→ **What you should do**:
Every record must appear in your copy exactly as written, with no pictures.

[Begin Given information]

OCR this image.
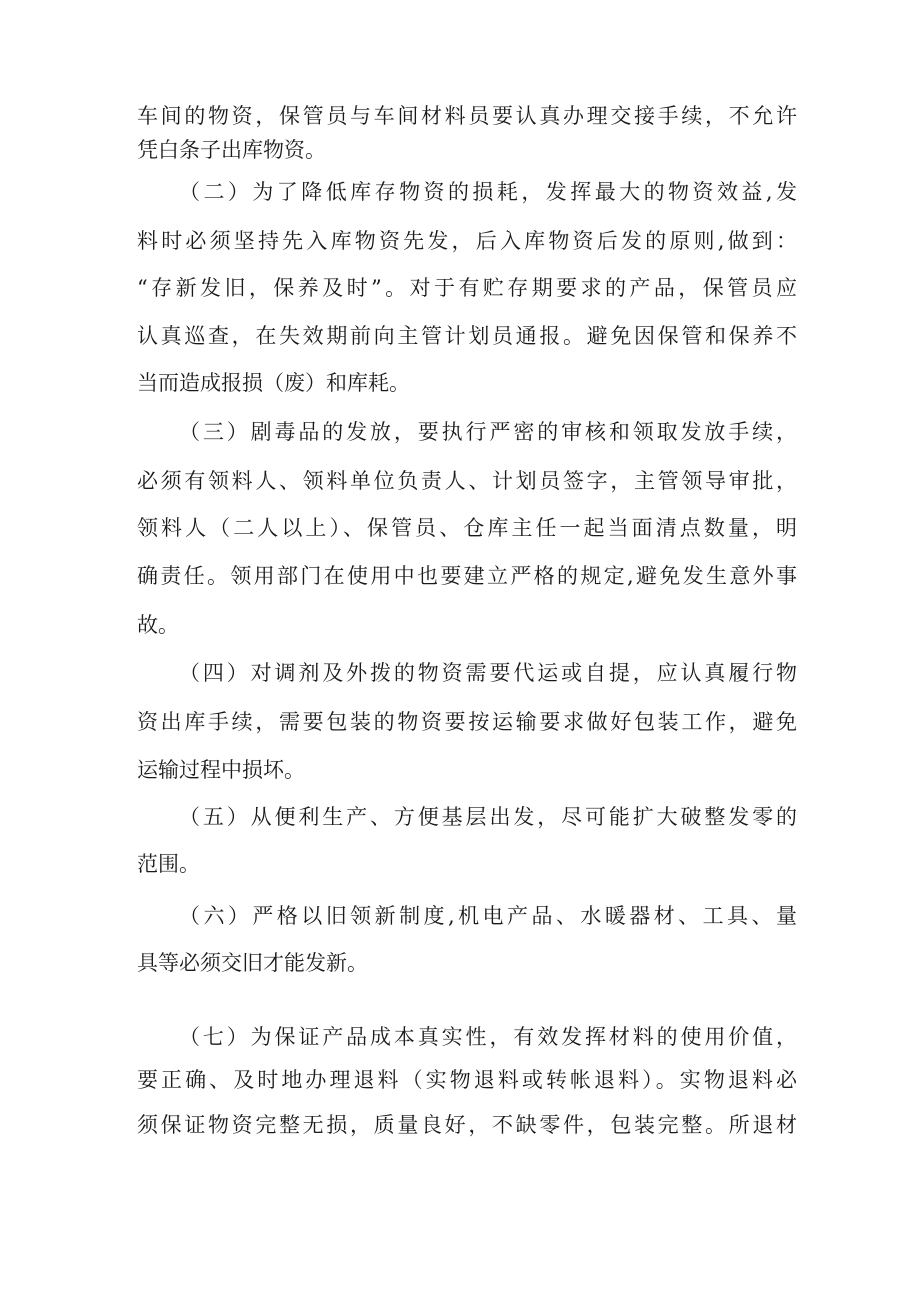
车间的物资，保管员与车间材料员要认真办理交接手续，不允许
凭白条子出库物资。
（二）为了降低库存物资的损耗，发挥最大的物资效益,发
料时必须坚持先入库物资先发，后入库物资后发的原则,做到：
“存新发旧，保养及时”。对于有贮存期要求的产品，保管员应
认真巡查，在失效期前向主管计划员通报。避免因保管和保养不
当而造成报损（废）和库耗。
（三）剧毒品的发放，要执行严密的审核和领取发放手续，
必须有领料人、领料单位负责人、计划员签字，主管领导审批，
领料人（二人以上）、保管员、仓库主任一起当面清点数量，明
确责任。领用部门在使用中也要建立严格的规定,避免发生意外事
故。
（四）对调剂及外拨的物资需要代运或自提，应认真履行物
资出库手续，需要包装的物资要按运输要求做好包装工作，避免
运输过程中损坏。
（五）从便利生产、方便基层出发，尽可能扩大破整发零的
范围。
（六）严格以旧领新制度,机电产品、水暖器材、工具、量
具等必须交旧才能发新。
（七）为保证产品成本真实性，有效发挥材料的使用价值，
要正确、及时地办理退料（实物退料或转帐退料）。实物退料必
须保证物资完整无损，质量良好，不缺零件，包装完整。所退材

[End Given information]

→ **Reply to the task**:
OCR this image.
车间的物资，保管员与车间材料员要认真办理交接手续，不允许
凭白条子出库物资。
（二）为了降低库存物资的损耗，发挥最大的物资效益,发
料时必须坚持先入库物资先发，后入库物资后发的原则,做到：
“存新发旧，保养及时”。对于有贮存期要求的产品，保管员应
认真巡查，在失效期前向主管计划员通报。避免因保管和保养不
当而造成报损（废）和库耗。
（三）剧毒品的发放，要执行严密的审核和领取发放手续，
必须有领料人、领料单位负责人、计划员签字，主管领导审批，
领料人（二人以上）、保管员、仓库主任一起当面清点数量，明
确责任。领用部门在使用中也要建立严格的规定,避免发生意外事
故。
（四）对调剂及外拨的物资需要代运或自提，应认真履行物
资出库手续，需要包装的物资要按运输要求做好包装工作，避免
运输过程中损坏。
（五）从便利生产、方便基层出发，尽可能扩大破整发零的
范围。
（六）严格以旧领新制度,机电产品、水暖器材、工具、量
具等必须交旧才能发新。
（七）为保证产品成本真实性，有效发挥材料的使用价值，
要正确、及时地办理退料（实物退料或转帐退料）。实物退料必
须保证物资完整无损，质量良好，不缺零件，包装完整。所退材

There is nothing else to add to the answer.